[start SELECTION]

Despite the factual foundation for an estoppel, DiMauro presses the equitable defense of unclean hands to prevent the application of this doctrine of equity. The principle of unclean hands is usually applied only to prevent affirmative relief, because of some fraud or deceit relating to the matter in issue. See Precision Instrument Manufacturing Co. v. Automotive Maintenance Machinery Co., 324 U.S. 806, 65 S.Ct. 993, 89 L.Ed. 1381 (1945); cf. McGrath v. Hiiding, 41 N.Y.2d 625, 394 N.Y.S.2d 603, 363 N.E.2d 328 (1977). The fraud on which DiMauro bases her defense is the defendants’ alleged violation of the injunction against proceeding with the administration of the estate of Orazio DiMauro. It is not clear that such a fraud would pertain to the retention of securities at the behest of the beneficiary here. But the issue need not be resolved, since it has already been decided that the defendants did not act fraudulently in closing the estate in the Surrogate’s Court.

DiMauro is therefore estopped to pursue the claims presented in Counts Three, Six, Seven, Nine, and Ten. The estoppel also extends to any claims included in Counts Thirteen and Fourteen that Pavia failed to act faithfully as administrator, and that Pavia & Harcourt failed to advise the administrator with proper care, by virtue of the retention of Harvey’s Stores stock.

Mootness and Failure to State a Claim

The defendants have moved for summary judgment on Counts One, Two, and Eleven, asserting that the claims presented there have become moot since this action was begun. Count One complains of Pavia’s failure to distribute to DiMauro the assets of the estate remaining after satisfying claims- and expenses, pursuant to the order of the Bridgeport Probate Court. Since those assets have in fact been distributed, albeit after considerable dispute between the parties and after further order of this Court on June 12, 1975, the claims presented in Count One have become moot. The fact that the sum of $47,000 was withheld from distribution, as allowed in the latter order, does not alter this result. The final account to the Probate Court included the $47,000 in administrator’s commissions and lawyer’s fees as claims against the estate. Thus, the net amount available for distribution to DiMauro never included that disputed sum.

^It should be noted that the amount of money available for distribution, even at the date on which the Probate Court entered its order of distribution, was substantially less than the amount listed by that Court. The order, and the administrator’s accounting and succession tax return on which it was based, assumed an asset valuation as of the death of Orazio DiMauro. At the time of his death, Harvey’s Stores stock had a market value of nearly 13. At the time the Probate Court entered its order, the market value had fallen below 4. Since the stock in that one company comprised the bulk of the estate, the value of the entire estate had decreased significantly by September 19, 1972.

[end SELECTION]
[start DATA PROVIDED]

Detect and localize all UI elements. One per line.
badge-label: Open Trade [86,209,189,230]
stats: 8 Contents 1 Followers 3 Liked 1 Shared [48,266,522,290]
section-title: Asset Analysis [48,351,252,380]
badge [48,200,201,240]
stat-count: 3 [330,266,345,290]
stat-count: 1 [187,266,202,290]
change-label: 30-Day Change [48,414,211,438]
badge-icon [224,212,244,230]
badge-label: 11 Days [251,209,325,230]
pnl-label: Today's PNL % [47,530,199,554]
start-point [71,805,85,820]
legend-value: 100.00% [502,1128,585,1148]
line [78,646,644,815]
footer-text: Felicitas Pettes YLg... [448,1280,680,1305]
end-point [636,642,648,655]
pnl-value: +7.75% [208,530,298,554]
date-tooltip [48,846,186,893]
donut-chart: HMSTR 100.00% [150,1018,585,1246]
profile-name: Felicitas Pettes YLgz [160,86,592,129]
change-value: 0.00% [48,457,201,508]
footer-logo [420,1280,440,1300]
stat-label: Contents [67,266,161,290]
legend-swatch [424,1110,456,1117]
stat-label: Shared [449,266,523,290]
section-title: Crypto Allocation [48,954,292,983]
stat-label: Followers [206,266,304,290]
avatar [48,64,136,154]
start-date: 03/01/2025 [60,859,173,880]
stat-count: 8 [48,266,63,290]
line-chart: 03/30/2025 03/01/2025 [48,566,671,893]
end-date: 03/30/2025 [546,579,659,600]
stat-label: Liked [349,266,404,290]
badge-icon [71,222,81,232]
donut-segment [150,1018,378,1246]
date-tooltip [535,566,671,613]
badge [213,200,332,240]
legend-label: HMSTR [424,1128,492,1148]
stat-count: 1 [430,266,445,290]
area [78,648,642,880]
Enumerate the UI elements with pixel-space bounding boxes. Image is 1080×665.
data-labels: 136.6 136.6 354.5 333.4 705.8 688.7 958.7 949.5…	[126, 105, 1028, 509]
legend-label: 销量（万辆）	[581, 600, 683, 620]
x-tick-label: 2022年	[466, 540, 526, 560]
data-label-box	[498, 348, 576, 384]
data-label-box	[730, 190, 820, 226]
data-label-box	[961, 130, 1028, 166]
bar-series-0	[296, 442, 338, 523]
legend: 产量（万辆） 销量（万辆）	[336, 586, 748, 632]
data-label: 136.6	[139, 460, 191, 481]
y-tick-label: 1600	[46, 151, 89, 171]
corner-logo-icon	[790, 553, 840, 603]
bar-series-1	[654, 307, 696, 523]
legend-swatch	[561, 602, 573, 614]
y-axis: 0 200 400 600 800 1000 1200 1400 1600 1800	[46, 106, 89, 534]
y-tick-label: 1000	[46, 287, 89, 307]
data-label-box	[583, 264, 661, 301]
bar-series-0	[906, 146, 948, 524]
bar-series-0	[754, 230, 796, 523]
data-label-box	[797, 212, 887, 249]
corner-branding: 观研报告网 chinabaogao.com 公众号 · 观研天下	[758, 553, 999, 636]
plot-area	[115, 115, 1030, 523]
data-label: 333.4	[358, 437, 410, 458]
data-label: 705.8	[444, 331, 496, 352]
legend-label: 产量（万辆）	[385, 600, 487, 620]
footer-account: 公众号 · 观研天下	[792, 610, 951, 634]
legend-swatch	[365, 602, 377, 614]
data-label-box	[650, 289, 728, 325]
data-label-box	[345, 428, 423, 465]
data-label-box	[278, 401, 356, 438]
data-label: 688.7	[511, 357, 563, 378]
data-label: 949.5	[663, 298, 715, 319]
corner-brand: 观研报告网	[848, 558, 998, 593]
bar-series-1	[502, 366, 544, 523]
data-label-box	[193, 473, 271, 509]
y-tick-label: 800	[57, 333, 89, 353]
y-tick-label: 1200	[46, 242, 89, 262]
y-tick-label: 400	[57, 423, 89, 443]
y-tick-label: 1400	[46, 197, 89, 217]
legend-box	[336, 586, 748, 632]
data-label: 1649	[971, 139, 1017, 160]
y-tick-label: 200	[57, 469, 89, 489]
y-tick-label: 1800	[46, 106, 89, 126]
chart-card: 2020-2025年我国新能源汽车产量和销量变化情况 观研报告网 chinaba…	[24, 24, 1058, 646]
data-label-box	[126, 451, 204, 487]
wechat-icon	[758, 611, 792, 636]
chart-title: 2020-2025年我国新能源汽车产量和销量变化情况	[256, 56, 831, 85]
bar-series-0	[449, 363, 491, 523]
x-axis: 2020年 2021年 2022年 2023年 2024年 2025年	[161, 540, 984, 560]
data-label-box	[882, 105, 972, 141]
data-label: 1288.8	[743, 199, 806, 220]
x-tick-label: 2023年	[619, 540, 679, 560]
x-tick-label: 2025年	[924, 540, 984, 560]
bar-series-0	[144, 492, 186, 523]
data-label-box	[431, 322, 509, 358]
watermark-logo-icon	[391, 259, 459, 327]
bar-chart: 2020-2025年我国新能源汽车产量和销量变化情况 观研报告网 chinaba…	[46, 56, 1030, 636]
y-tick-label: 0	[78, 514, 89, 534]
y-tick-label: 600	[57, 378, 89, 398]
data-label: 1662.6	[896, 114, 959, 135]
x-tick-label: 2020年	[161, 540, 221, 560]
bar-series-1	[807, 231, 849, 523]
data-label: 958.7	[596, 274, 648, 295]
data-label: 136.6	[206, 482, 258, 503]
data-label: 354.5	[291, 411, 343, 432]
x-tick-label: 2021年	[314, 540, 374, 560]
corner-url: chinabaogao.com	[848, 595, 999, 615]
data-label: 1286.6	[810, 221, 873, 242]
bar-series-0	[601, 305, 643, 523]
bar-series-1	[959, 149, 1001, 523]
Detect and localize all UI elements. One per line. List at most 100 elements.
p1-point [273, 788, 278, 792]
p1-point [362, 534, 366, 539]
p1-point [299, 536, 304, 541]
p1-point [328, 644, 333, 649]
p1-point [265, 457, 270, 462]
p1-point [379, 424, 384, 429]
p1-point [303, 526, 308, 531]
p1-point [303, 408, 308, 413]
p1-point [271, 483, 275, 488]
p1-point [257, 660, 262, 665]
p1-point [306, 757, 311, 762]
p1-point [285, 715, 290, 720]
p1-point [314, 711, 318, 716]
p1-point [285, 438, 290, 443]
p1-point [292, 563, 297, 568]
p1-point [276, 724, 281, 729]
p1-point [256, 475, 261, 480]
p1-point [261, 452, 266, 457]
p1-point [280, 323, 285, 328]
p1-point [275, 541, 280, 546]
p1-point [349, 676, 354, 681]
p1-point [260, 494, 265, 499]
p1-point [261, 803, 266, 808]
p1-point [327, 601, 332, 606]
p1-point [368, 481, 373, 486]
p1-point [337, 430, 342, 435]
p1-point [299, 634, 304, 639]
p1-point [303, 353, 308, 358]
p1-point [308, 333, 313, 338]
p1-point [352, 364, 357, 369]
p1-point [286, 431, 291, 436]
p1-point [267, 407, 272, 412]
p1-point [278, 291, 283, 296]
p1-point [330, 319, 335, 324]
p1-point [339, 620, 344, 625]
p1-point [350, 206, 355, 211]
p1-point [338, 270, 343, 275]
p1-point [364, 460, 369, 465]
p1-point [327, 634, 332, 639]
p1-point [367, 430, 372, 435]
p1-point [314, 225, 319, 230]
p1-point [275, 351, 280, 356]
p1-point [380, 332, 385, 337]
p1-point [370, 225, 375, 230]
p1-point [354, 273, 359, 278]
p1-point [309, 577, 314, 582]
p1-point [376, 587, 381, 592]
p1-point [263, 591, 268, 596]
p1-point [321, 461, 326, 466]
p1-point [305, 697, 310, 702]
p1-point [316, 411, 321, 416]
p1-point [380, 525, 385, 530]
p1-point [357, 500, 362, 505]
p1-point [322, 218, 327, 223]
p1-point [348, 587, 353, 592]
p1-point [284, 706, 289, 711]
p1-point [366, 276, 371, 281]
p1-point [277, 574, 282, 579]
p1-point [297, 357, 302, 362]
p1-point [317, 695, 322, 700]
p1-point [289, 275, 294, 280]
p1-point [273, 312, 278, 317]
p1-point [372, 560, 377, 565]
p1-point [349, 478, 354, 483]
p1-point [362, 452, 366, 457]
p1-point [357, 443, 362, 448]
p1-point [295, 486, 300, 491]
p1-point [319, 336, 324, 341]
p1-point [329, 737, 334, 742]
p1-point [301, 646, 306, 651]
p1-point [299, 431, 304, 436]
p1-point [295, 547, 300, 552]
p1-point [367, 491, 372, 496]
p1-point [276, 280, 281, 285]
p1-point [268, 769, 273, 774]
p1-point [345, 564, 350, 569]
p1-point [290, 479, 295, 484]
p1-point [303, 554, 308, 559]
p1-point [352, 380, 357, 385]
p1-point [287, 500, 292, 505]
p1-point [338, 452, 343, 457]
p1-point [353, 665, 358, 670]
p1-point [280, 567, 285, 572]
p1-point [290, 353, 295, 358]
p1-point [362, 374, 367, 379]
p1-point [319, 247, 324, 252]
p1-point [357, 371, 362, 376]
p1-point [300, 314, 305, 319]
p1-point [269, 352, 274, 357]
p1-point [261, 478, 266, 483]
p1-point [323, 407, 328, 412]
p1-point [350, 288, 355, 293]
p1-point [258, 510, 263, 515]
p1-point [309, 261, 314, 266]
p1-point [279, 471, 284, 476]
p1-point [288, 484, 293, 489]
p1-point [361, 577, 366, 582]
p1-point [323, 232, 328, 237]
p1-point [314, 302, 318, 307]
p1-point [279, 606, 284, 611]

[end DATA PROVIDED]

# [STATED EXERCISE A]
Reproduce the stretch of the opinion from "DiMauro is therefore" through "Harvey’s Stores stock.".
# [STATED EXERCISE B]
Answer these questions from the opinion:
(i) Which counts is DiMauro estopped from pursuing?
(ii) On what date did this Court enter its further order on distribution of the estate's assets?
(iii) What was the market value of Harvey's Stores stock at the time of Orazio DiMauro's death?

# [EXERCISE RESULT A]
DiMauro is therefore estopped to pursue the claims presented in Counts Three, Six, Seven, Nine, and Ten. The estoppel also extends to any claims included in Counts Thirteen and Fourteen that Pavia failed to act faithfully as administrator, and that Pavia & Harcourt failed to advise the administrator with proper care, by virtue of the retention of Harvey’s Stores stock.

# [EXERCISE RESULT B]
(i) Counts Three, Six, Seven, Nine, and Ten.
(ii) June 12, 1975.
(iii) Nearly 13.